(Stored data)
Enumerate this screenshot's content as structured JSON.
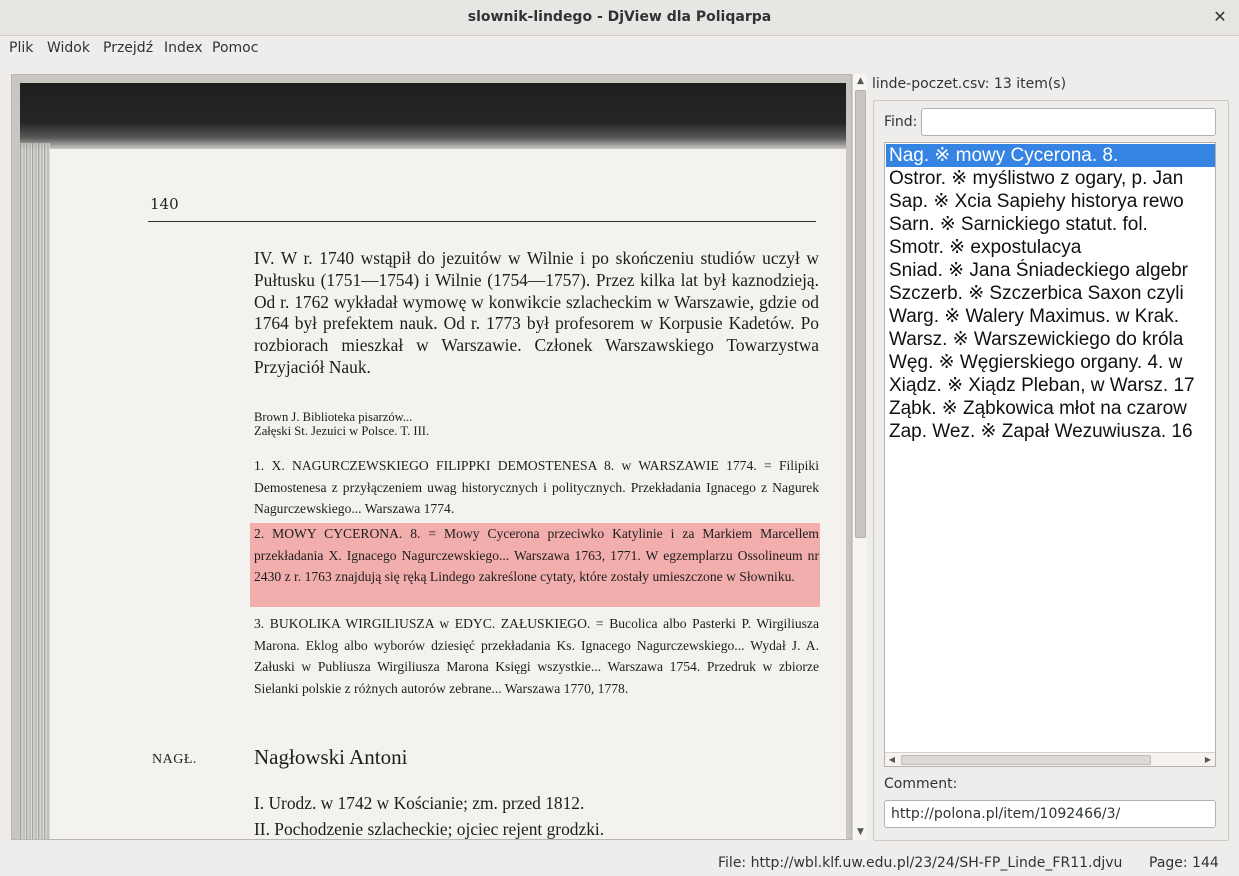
{
  "window": {
    "title": "slownik-lindego - DjView dla Poliqarpa",
    "close_glyph": "✕"
  },
  "menu": [
    "Plik",
    "Widok",
    "Przejdź",
    "Index",
    "Pomoc"
  ],
  "document": {
    "page_number": "140",
    "paragraph_1": "IV. W r. 1740 wstąpił do jezuitów w Wilnie i po skończeniu studiów uczył w Pułtusku (1751—1754) i Wilnie (1754—1757). Przez kilka lat był kaznodzieją. Od r. 1762 wykładał wymowę w konwikcie szlacheckim w Warszawie, gdzie od 1764 był prefektem nauk. Od r. 1773 był profesorem w Korpusie Kadetów. Po rozbiorach mieszkał w Warszawie. Członek Warszawskiego Towarzystwa Przyjaciół Nauk.",
    "biblio_1": "Brown J. Biblioteka pisarzów...",
    "biblio_2": "Załęski St. Jezuici w Polsce. T. III.",
    "entry_1": "1. X. NAGURCZEWSKIEGO FILIPPKI DEMOSTENESA 8. w WARSZAWIE 1774. = Filipiki Demostenesa z przyłączeniem uwag historycznych i politycznych. Przekładania Ignacego z Nagurek Nagurczewskiego... Warszawa 1774.",
    "entry_2": "2. MOWY CYCERONA. 8. = Mowy Cycerona przeciwko Katylinie i za Markiem Marcellem przekładania X. Ignacego Nagurczewskiego... Warszawa 1763, 1771. W egzemplarzu Ossolineum nr 2430 z r. 1763 znajdują się ręką Lindego zakreślone cytaty, które zostały umieszczone w Słowniku.",
    "entry_3": "3. BUKOLIKA WIRGILIUSZA w EDYC. ZAŁUSKIEGO. = Bucolica albo Pasterki P. Wirgiliusza Marona. Eklog albo wyborów dziesięć przekładania Ks. Ignacego Nagurczewskiego... Wydał J. A. Załuski w Publiusza Wirgiliusza Marona Księgi wszystkie... Warszawa 1754. Przedruk w zbiorze Sielanki polskie z różnych autorów zebrane... Warszawa 1770, 1778.",
    "sigla": "NAGŁ.",
    "author_name": "Nagłowski Antoni",
    "line_1": "I. Urodz. w 1742 w Kościanie; zm. przed 1812.",
    "line_2": "II. Pochodzenie szlacheckie; ojciec rejent grodzki."
  },
  "panel": {
    "title": "linde-poczet.csv: 13 item(s)",
    "find_label": "Find:",
    "find_value": "",
    "items": [
      "Nag.  ※ mowy Cycerona. 8.",
      "Ostror.  ※ myślistwo z ogary, p. Jan",
      "Sap.  ※ Xcia Sapiehy historya rewo",
      "Sarn.  ※ Sarnickiego statut. fol.",
      "Smotr.  ※ expostulacya",
      "Sniad.  ※ Jana Śniadeckiego algebr",
      "Szczerb.  ※ Szczerbica Saxon czyli",
      "Warg.  ※ Walery Maximus. w Krak.",
      "Warsz.  ※ Warszewickiego do króla",
      "Węg.  ※ Węgierskiego organy. 4. w",
      "Xiądz.  ※ Xiądz Pleban, w Warsz. 17",
      "Ząbk.  ※ Ząbkowica młot na czarow",
      "Zap. Wez.  ※ Zapał Wezuwiusza. 16"
    ],
    "selected_index": 0,
    "comment_label": "Comment:",
    "comment_value": "http://polona.pl/item/1092466/3/"
  },
  "status": {
    "file": "File: http://wbl.klf.uw.edu.pl/23/24/SH-FP_Linde_FR11.djvu",
    "page": "Page: 144"
  },
  "colors": {
    "selection": "#3584e4",
    "highlight": "#f05050"
  }
}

## Aim
Output a faithful copy of the data, with each picture left out.

## Solution below
Enumerate this screenshot's content as structured JSON.
{
  "window": {
    "title": "slownik-lindego - DjView dla Poliqarpa",
    "close_glyph": "✕"
  },
  "menu": [
    "Plik",
    "Widok",
    "Przejdź",
    "Index",
    "Pomoc"
  ],
  "document": {
    "page_number": "140",
    "paragraph_1": "IV. W r. 1740 wstąpił do jezuitów w Wilnie i po skończeniu studiów uczył w Pułtusku (1751—1754) i Wilnie (1754—1757). Przez kilka lat był kaznodzieją. Od r. 1762 wykładał wymowę w konwikcie szlacheckim w Warszawie, gdzie od 1764 był prefektem nauk. Od r. 1773 był profesorem w Korpusie Kadetów. Po rozbiorach mieszkał w Warszawie. Członek Warszawskiego Towarzystwa Przyjaciół Nauk.",
    "biblio_1": "Brown J. Biblioteka pisarzów...",
    "biblio_2": "Załęski St. Jezuici w Polsce. T. III.",
    "entry_1": "1. X. NAGURCZEWSKIEGO FILIPPKI DEMOSTENESA 8. w WARSZAWIE 1774. = Filipiki Demostenesa z przyłączeniem uwag historycznych i politycznych. Przekładania Ignacego z Nagurek Nagurczewskiego... Warszawa 1774.",
    "entry_2": "2. MOWY CYCERONA. 8. = Mowy Cycerona przeciwko Katylinie i za Markiem Marcellem przekładania X. Ignacego Nagurczewskiego... Warszawa 1763, 1771. W egzemplarzu Ossolineum nr 2430 z r. 1763 znajdują się ręką Lindego zakreślone cytaty, które zostały umieszczone w Słowniku.",
    "entry_3": "3. BUKOLIKA WIRGILIUSZA w EDYC. ZAŁUSKIEGO. = Bucolica albo Pasterki P. Wirgiliusza Marona. Eklog albo wyborów dziesięć przekładania Ks. Ignacego Nagurczewskiego... Wydał J. A. Załuski w Publiusza Wirgiliusza Marona Księgi wszystkie... Warszawa 1754. Przedruk w zbiorze Sielanki polskie z różnych autorów zebrane... Warszawa 1770, 1778.",
    "sigla": "NAGŁ.",
    "author_name": "Nagłowski Antoni",
    "line_1": "I. Urodz. w 1742 w Kościanie; zm. przed 1812.",
    "line_2": "II. Pochodzenie szlacheckie; ojciec rejent grodzki."
  },
  "panel": {
    "title": "linde-poczet.csv: 13 item(s)",
    "find_label": "Find:",
    "find_value": "",
    "items": [
      "Nag.  ※ mowy Cycerona. 8.",
      "Ostror.  ※ myślistwo z ogary, p. Jan",
      "Sap.  ※ Xcia Sapiehy historya rewo",
      "Sarn.  ※ Sarnickiego statut. fol.",
      "Smotr.  ※ expostulacya",
      "Sniad.  ※ Jana Śniadeckiego algebr",
      "Szczerb.  ※ Szczerbica Saxon czyli",
      "Warg.  ※ Walery Maximus. w Krak.",
      "Warsz.  ※ Warszewickiego do króla",
      "Węg.  ※ Węgierskiego organy. 4. w",
      "Xiądz.  ※ Xiądz Pleban, w Warsz. 17",
      "Ząbk.  ※ Ząbkowica młot na czarow",
      "Zap. Wez.  ※ Zapał Wezuwiusza. 16"
    ],
    "selected_index": 0,
    "comment_label": "Comment:",
    "comment_value": "http://polona.pl/item/1092466/3/"
  },
  "status": {
    "file": "File: http://wbl.klf.uw.edu.pl/23/24/SH-FP_Linde_FR11.djvu",
    "page": "Page: 144"
  },
  "colors": {
    "selection": "#3584e4",
    "highlight": "#f05050"
  }
}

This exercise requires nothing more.